Without the images, print all the entries below exactly as given.

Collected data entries
╭──
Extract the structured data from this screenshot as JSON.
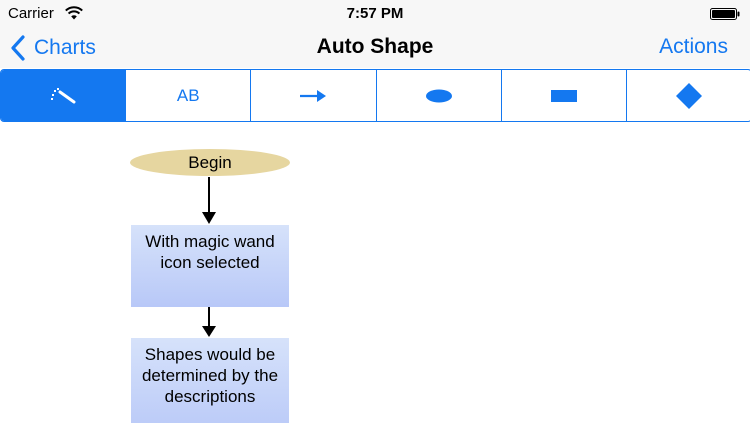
{
  "status_bar": {
    "carrier": "Carrier",
    "time": "7:57 PM"
  },
  "nav": {
    "back_label": "Charts",
    "title": "Auto Shape",
    "actions_label": "Actions"
  },
  "toolbar": {
    "segments": [
      {
        "icon": "magic-wand-icon",
        "selected": true
      },
      {
        "label": "AB",
        "icon": "text-icon",
        "selected": false
      },
      {
        "icon": "arrow-right-icon",
        "selected": false
      },
      {
        "icon": "ellipse-icon",
        "selected": false
      },
      {
        "icon": "rectangle-icon",
        "selected": false
      },
      {
        "icon": "diamond-icon",
        "selected": false
      }
    ]
  },
  "flowchart": {
    "begin": "Begin",
    "step1": "With magic wand icon selected",
    "step2": "Shapes would be determined by the descriptions"
  },
  "colors": {
    "accent": "#1478f0",
    "begin_fill": "#e6d6a0",
    "box_fill": "#c6d4f8"
  }
}
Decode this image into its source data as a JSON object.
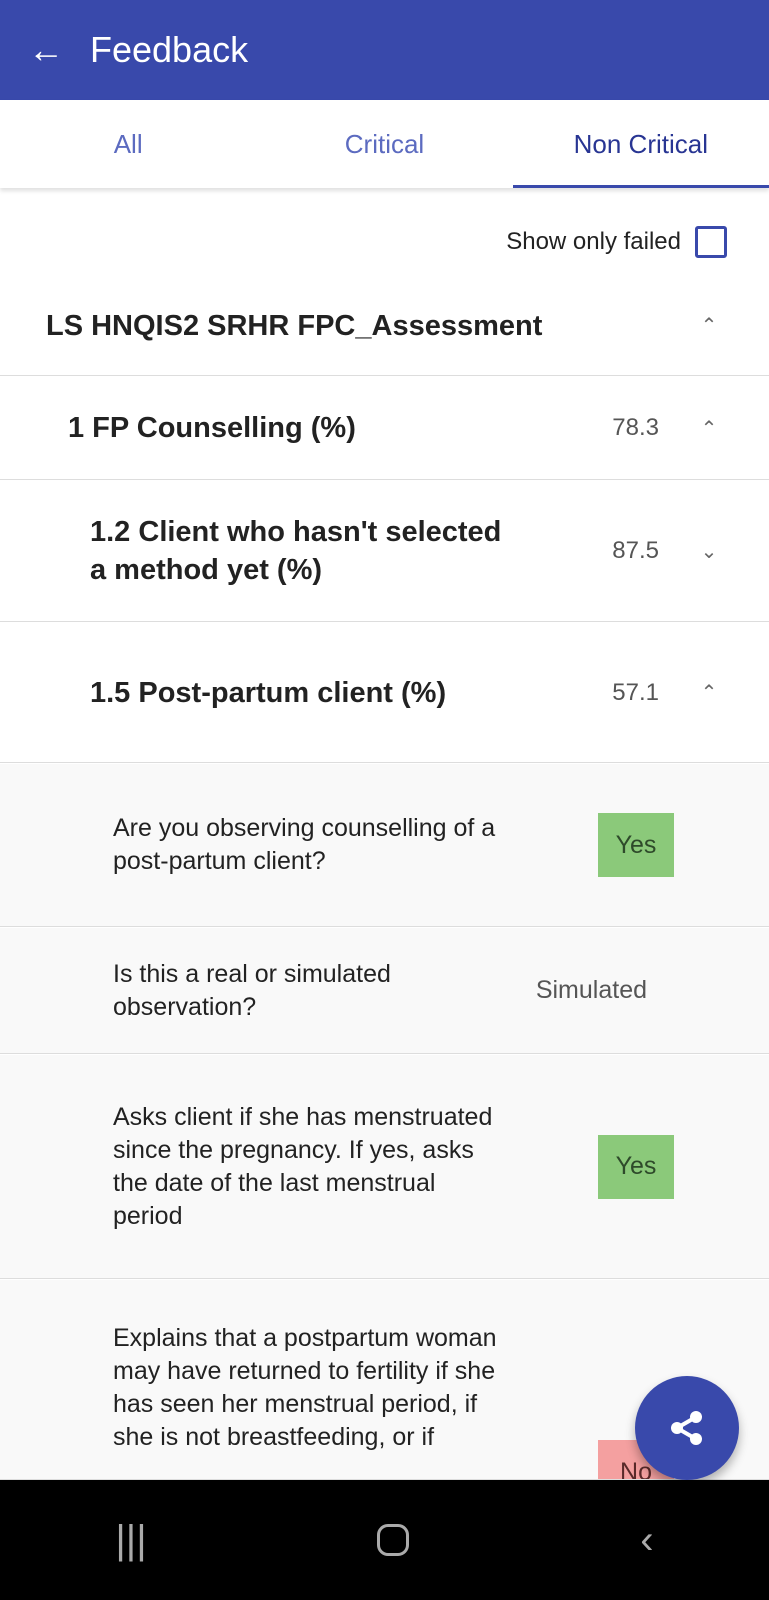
{
  "appbar": {
    "title": "Feedback",
    "back_icon": "arrow-left-icon"
  },
  "tabs": [
    {
      "label": "All"
    },
    {
      "label": "Critical"
    },
    {
      "label": "Non Critical",
      "active": true
    }
  ],
  "filter": {
    "label": "Show only failed",
    "checked": false
  },
  "assessment": {
    "title": "LS HNQIS2 SRHR FPC_Assessment"
  },
  "sections": [
    {
      "label": "1 FP Counselling (%)",
      "score": "78.3",
      "expanded": true
    },
    {
      "label": "1.2 Client who hasn't selected a method yet (%)",
      "score": "87.5",
      "expanded": false
    },
    {
      "label": "1.5 Post-partum client (%)",
      "score": "57.1",
      "expanded": true
    }
  ],
  "questions": [
    {
      "text": "Are you observing counselling of a post-partum client?",
      "answer": "Yes"
    },
    {
      "text": "Is this a real or simulated observation?",
      "answer": "Simulated"
    },
    {
      "text": "Asks client if she has menstruated since the pregnancy. If yes, asks the date of the last menstrual period",
      "answer": "Yes"
    },
    {
      "text": "Explains that a postpartum woman may have returned to fertility if she has seen her menstrual period, if she is not breastfeeding, or if",
      "answer": "No"
    }
  ],
  "colors": {
    "primary": "#3949ab",
    "yes": "#8bc97a",
    "no": "#f4a0a0"
  }
}
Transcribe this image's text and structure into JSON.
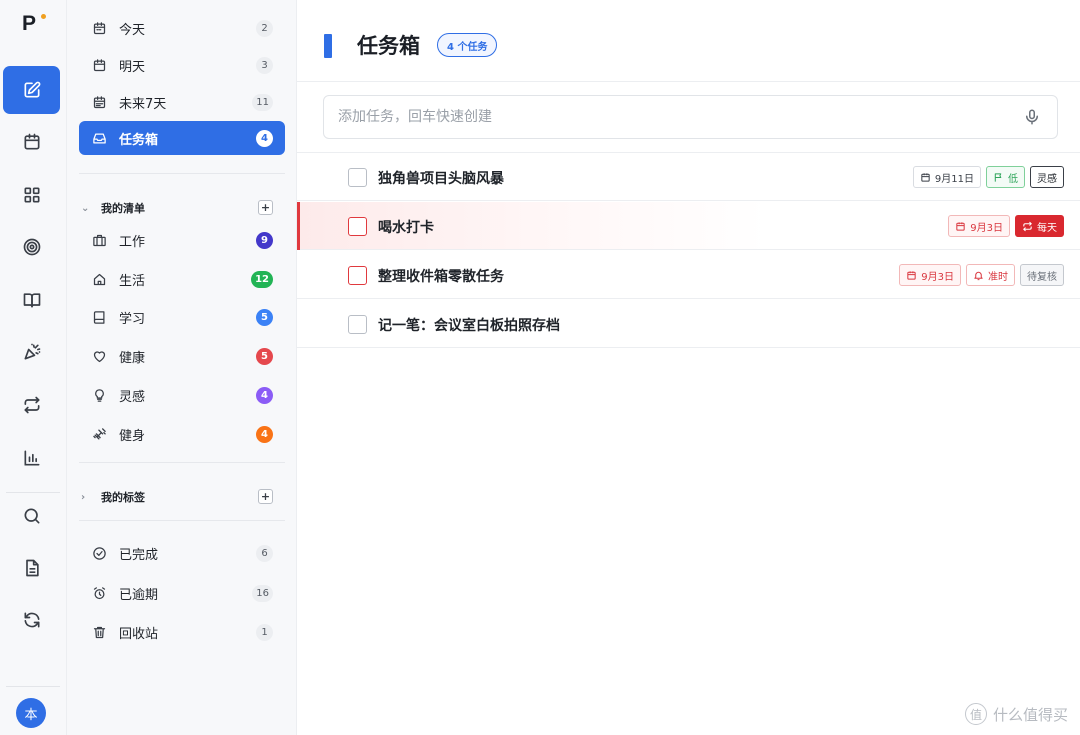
╰──
ANSWER TO THE TASK »
Extract the structured data from this screenshot as JSON.
{
  "status_bar": {
    "carrier": "Carrier",
    "time": "7:57 PM"
  },
  "nav": {
    "back_label": "Charts",
    "title": "Auto Shape",
    "actions_label": "Actions"
  },
  "toolbar": {
    "segments": [
      {
        "icon": "magic-wand-icon",
        "selected": true
      },
      {
        "label": "AB",
        "icon": "text-icon",
        "selected": false
      },
      {
        "icon": "arrow-right-icon",
        "selected": false
      },
      {
        "icon": "ellipse-icon",
        "selected": false
      },
      {
        "icon": "rectangle-icon",
        "selected": false
      },
      {
        "icon": "diamond-icon",
        "selected": false
      }
    ]
  },
  "flowchart": {
    "begin": "Begin",
    "step1": "With magic wand icon selected",
    "step2": "Shapes would be determined by the descriptions"
  },
  "colors": {
    "accent": "#1478f0",
    "begin_fill": "#e6d6a0",
    "box_fill": "#c6d4f8"
  }
}
Decode this image into its source data as a JSON object.
{
  "appbar": {
    "title": "Feedback",
    "back_icon": "arrow-left-icon"
  },
  "tabs": [
    {
      "label": "All"
    },
    {
      "label": "Critical"
    },
    {
      "label": "Non Critical",
      "active": true
    }
  ],
  "filter": {
    "label": "Show only failed",
    "checked": false
  },
  "assessment": {
    "title": "LS HNQIS2 SRHR FPC_Assessment"
  },
  "sections": [
    {
      "label": "1 FP Counselling (%)",
      "score": "78.3",
      "expanded": true
    },
    {
      "label": "1.2 Client who hasn't selected a method yet (%)",
      "score": "87.5",
      "expanded": false
    },
    {
      "label": "1.5 Post-partum client (%)",
      "score": "57.1",
      "expanded": true
    }
  ],
  "questions": [
    {
      "text": "Are you observing counselling of a post-partum client?",
      "answer": "Yes"
    },
    {
      "text": "Is this a real or simulated observation?",
      "answer": "Simulated"
    },
    {
      "text": "Asks client if she has menstruated since the pregnancy. If yes, asks the date of the last menstrual period",
      "answer": "Yes"
    },
    {
      "text": "Explains that a postpartum woman may have returned to fertility if she has seen her menstrual period, if she is not breastfeeding, or if",
      "answer": "No"
    }
  ],
  "colors": {
    "primary": "#3949ab",
    "yes": "#8bc97a",
    "no": "#f4a0a0"
  }
}
Transcribe this image's text and structure into JSON.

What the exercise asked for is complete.